### INSTRUCTIONS FOR THE TASK
Go through the listing and return every line with "name" in it.

--- BEGIN EXERCISE DATA ---

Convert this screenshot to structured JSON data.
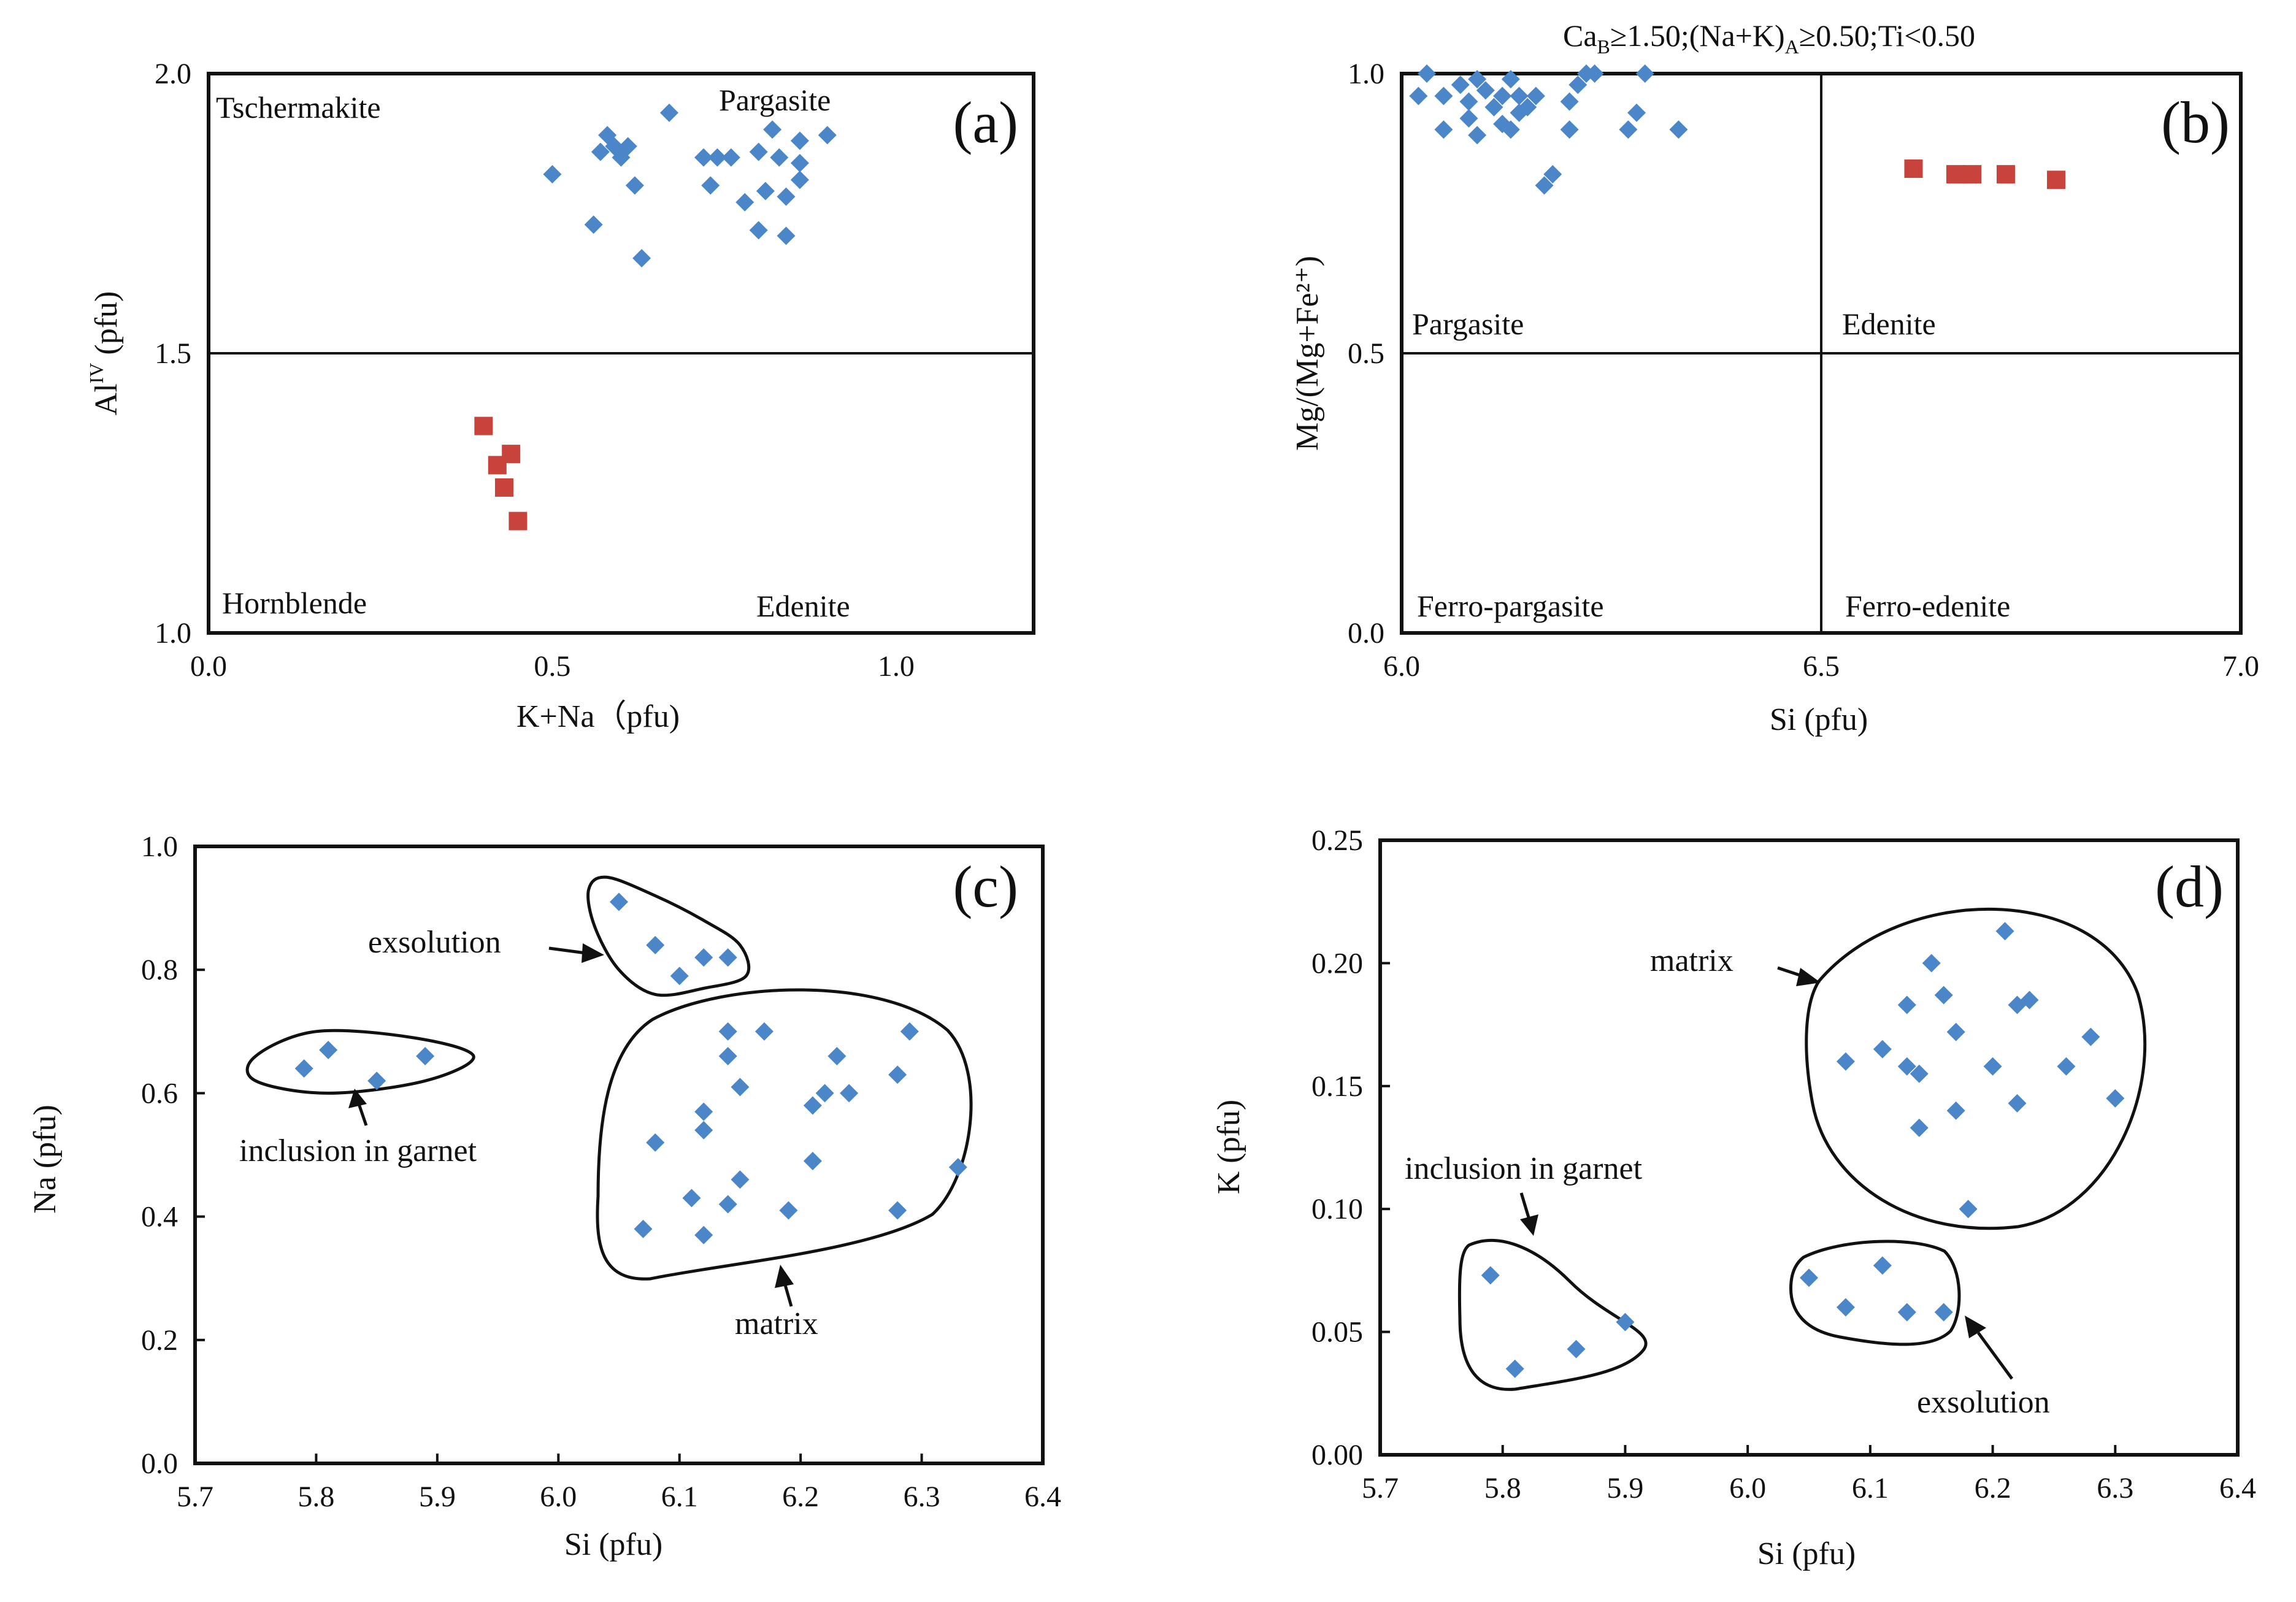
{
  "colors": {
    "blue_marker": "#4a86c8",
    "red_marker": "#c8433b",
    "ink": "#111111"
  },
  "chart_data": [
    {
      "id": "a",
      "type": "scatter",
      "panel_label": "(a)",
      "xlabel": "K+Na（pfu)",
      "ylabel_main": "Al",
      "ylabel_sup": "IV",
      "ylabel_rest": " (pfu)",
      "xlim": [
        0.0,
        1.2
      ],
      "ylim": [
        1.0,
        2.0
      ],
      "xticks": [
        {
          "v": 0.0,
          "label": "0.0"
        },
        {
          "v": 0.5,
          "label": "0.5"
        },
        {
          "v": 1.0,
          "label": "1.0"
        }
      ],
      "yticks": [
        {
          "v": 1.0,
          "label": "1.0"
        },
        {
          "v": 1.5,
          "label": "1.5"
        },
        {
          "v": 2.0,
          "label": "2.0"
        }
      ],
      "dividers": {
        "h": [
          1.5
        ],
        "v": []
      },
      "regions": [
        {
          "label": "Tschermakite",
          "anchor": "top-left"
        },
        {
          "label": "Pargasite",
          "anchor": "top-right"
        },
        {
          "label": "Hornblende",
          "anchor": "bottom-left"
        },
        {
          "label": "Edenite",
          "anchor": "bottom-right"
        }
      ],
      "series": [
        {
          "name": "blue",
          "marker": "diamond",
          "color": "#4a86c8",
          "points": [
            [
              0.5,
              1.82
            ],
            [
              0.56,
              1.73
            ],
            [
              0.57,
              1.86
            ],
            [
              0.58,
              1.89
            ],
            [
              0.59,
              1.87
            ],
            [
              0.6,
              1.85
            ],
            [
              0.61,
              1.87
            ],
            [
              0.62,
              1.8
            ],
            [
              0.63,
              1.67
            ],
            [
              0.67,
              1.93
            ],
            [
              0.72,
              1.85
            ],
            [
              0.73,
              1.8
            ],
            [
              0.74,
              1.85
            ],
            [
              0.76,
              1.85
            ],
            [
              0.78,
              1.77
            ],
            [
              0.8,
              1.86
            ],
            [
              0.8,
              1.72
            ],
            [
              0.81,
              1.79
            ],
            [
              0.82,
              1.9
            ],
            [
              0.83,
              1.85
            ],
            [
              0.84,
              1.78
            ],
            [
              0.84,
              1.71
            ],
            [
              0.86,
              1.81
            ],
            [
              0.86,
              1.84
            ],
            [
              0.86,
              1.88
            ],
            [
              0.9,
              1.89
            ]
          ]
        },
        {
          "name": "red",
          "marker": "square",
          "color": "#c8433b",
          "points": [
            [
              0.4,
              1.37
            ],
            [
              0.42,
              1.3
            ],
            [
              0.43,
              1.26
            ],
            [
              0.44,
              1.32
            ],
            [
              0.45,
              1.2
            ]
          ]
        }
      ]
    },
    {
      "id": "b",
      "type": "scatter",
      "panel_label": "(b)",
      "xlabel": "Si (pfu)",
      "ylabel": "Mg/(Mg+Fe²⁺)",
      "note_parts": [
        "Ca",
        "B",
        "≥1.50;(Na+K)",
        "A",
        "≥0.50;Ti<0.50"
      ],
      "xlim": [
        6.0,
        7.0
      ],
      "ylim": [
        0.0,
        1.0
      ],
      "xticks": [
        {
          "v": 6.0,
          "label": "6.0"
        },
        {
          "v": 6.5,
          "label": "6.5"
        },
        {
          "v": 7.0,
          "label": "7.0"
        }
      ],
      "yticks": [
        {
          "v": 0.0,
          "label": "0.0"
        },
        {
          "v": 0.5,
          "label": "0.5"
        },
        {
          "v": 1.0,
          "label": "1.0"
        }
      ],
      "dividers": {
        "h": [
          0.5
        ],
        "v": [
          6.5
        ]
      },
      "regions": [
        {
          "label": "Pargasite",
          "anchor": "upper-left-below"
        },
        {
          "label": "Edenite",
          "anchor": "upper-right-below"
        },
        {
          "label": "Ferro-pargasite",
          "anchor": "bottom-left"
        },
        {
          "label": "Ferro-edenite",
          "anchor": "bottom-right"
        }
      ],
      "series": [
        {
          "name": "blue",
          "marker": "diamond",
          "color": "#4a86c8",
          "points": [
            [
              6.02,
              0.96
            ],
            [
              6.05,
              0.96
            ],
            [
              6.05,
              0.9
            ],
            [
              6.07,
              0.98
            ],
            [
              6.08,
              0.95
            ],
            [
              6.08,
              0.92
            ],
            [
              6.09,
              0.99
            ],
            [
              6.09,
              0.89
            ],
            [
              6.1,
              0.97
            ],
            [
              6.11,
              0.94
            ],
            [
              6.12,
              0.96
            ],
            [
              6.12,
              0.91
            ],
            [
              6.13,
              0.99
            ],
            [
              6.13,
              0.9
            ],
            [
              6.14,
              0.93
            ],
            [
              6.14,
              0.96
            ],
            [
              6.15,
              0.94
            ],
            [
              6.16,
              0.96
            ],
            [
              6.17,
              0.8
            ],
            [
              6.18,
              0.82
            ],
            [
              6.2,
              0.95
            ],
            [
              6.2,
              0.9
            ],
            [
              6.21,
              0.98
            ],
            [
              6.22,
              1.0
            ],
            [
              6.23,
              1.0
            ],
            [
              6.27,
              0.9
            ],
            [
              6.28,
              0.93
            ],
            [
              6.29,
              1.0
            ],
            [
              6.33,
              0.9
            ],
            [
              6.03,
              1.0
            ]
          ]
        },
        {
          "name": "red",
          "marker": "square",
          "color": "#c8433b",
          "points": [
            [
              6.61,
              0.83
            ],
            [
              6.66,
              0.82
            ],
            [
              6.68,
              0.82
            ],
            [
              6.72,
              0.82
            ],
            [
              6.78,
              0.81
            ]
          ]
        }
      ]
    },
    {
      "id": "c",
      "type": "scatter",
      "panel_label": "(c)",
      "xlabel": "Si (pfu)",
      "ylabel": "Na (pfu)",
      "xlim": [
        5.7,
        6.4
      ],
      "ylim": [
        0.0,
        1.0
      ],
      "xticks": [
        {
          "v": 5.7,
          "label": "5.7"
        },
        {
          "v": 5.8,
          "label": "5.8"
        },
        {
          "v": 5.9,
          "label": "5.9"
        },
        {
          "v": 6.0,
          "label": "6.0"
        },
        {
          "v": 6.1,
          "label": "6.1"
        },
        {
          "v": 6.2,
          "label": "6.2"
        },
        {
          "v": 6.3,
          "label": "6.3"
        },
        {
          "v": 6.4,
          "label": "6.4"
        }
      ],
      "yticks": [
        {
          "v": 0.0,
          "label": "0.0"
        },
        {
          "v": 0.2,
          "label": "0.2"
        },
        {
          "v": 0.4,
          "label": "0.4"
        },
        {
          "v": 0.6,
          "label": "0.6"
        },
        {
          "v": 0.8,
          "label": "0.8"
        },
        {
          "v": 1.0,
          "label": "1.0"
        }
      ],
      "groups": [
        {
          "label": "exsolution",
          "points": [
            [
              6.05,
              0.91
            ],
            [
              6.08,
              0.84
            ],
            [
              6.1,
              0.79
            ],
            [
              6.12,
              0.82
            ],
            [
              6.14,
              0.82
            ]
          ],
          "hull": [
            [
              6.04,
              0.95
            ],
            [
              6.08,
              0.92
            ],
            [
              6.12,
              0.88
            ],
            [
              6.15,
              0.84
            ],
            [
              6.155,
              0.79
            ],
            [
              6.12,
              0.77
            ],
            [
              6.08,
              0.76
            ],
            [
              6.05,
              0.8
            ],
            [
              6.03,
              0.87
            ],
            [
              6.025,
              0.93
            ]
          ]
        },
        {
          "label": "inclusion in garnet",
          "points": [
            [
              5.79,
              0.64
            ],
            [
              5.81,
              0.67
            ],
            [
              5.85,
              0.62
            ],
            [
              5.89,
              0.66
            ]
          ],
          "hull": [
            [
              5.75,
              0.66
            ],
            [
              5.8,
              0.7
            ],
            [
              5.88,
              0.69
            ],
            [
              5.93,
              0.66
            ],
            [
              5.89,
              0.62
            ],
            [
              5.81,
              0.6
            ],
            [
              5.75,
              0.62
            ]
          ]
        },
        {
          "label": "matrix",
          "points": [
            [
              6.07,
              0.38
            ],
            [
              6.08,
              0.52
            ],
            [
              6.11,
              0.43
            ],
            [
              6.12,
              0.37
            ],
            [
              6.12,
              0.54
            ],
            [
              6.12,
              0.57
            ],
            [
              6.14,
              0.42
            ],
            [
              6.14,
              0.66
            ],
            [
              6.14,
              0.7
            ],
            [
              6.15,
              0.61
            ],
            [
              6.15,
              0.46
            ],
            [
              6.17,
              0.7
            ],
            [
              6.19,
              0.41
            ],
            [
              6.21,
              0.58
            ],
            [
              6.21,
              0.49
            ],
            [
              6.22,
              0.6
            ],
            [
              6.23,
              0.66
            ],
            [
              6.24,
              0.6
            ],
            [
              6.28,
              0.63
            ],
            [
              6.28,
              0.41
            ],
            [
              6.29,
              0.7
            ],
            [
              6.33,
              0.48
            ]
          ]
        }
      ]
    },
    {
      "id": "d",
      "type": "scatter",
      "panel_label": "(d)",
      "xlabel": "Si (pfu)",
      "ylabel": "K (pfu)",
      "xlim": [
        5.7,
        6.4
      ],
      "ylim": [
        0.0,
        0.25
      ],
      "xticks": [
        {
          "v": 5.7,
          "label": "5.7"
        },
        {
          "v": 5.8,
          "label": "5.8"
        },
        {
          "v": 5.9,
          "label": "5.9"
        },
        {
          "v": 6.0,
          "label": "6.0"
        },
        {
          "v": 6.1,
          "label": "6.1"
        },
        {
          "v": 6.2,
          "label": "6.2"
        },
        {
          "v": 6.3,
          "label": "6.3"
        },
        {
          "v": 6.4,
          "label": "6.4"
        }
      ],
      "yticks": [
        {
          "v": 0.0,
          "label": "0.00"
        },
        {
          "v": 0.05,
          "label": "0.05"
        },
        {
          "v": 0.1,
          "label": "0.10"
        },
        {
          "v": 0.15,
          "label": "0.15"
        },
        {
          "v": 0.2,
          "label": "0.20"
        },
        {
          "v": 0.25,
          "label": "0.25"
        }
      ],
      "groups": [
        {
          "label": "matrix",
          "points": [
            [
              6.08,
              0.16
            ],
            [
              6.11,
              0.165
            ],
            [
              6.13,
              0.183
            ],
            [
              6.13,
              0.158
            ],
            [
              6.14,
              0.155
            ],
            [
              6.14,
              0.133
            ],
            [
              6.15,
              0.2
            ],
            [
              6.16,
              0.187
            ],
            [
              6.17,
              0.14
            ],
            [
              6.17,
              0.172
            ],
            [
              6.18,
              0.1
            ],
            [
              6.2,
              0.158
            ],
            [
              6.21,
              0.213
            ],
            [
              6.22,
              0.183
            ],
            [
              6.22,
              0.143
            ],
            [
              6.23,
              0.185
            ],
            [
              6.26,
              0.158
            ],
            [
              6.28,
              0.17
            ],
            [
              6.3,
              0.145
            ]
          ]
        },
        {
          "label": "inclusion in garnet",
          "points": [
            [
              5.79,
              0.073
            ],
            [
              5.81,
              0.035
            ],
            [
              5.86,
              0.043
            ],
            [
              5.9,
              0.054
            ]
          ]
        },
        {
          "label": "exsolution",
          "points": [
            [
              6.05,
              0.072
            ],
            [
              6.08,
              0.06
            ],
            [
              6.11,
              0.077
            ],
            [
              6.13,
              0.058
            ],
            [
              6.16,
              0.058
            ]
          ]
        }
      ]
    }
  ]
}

--- END EXERCISE DATA ---
--- BEGIN EXERCISE DATA ---

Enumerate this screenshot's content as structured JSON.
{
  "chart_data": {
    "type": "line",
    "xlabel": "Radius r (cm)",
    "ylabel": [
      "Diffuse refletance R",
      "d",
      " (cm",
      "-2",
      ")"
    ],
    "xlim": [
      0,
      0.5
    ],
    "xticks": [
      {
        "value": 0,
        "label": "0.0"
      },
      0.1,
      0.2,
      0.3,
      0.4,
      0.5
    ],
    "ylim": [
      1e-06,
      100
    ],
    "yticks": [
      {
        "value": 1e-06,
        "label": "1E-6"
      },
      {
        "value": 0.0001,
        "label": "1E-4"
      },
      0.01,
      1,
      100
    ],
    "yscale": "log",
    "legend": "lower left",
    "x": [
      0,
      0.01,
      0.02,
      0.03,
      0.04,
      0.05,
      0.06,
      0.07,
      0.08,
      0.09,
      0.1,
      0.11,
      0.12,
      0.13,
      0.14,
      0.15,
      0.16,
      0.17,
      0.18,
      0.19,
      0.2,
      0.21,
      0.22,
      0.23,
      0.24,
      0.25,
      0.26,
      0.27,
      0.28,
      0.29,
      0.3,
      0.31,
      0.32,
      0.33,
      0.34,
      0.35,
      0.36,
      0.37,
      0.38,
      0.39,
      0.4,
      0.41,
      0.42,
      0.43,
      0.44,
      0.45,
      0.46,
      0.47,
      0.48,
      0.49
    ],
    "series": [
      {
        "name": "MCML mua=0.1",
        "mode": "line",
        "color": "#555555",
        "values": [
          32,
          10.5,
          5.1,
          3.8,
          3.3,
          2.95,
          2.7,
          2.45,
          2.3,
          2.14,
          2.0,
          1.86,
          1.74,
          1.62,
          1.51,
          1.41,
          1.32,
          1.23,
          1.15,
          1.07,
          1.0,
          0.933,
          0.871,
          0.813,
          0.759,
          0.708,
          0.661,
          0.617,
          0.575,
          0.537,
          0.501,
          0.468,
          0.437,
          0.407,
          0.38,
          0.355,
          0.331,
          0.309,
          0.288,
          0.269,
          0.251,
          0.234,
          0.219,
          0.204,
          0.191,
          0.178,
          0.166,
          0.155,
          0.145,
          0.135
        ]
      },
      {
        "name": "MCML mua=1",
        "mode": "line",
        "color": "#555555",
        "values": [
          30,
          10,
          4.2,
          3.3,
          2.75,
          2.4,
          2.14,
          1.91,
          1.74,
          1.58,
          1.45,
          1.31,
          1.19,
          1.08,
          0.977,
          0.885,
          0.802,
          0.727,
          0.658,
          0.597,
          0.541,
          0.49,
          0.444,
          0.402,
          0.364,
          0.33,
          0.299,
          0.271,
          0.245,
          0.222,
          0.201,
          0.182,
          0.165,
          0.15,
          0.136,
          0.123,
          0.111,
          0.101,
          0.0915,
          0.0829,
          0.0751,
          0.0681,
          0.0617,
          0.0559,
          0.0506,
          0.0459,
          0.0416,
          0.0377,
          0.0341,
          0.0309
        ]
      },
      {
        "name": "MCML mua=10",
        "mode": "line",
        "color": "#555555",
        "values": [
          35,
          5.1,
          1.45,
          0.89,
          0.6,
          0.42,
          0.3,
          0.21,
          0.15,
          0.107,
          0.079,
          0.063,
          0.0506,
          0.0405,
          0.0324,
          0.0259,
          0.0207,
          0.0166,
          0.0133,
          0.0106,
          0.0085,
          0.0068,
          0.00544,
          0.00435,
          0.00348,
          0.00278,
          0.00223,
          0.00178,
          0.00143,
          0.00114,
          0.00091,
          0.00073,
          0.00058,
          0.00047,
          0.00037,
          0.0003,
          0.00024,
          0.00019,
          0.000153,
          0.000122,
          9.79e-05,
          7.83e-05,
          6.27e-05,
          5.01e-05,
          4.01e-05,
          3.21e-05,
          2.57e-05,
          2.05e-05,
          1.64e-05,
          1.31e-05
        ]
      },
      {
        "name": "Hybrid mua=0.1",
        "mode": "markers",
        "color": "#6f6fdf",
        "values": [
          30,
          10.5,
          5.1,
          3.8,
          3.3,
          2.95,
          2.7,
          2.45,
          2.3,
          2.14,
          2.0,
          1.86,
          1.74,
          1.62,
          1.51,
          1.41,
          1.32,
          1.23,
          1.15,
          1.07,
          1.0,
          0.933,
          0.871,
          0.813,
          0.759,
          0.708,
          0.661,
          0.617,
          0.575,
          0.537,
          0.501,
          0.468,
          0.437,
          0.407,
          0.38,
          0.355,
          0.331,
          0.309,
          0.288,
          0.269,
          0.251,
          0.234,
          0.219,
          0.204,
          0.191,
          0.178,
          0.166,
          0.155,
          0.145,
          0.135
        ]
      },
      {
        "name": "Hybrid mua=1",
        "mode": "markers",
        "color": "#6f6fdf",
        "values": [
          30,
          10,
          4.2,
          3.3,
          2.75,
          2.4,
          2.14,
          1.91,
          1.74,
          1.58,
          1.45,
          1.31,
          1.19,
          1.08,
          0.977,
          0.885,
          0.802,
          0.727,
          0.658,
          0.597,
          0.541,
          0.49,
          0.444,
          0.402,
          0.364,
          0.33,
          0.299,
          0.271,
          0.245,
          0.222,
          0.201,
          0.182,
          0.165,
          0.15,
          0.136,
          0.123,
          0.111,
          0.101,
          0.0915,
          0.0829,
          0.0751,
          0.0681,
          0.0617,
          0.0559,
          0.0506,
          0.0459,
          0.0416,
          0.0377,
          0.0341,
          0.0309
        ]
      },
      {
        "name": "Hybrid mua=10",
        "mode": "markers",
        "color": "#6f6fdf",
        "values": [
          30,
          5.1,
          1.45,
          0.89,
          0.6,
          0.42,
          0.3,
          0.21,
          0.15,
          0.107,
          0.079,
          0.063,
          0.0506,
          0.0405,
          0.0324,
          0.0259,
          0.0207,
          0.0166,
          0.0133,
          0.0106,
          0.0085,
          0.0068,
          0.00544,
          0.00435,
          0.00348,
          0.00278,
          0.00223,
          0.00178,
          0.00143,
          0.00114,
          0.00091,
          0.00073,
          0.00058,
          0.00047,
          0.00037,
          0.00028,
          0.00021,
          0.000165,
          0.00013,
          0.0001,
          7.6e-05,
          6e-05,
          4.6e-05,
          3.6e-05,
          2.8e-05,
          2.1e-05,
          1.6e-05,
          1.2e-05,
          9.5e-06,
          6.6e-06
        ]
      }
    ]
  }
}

--- END EXERCISE DATA ---

### EXPECTED ANSWER
          "name": "blue",
          "name": "red",
          "name": "blue",
          "name": "red",
        "name": "MCML mua=0.1",
        "name": "MCML mua=1",
        "name": "MCML mua=10",
        "name": "Hybrid mua=0.1",
        "name": "Hybrid mua=1",
        "name": "Hybrid mua=10",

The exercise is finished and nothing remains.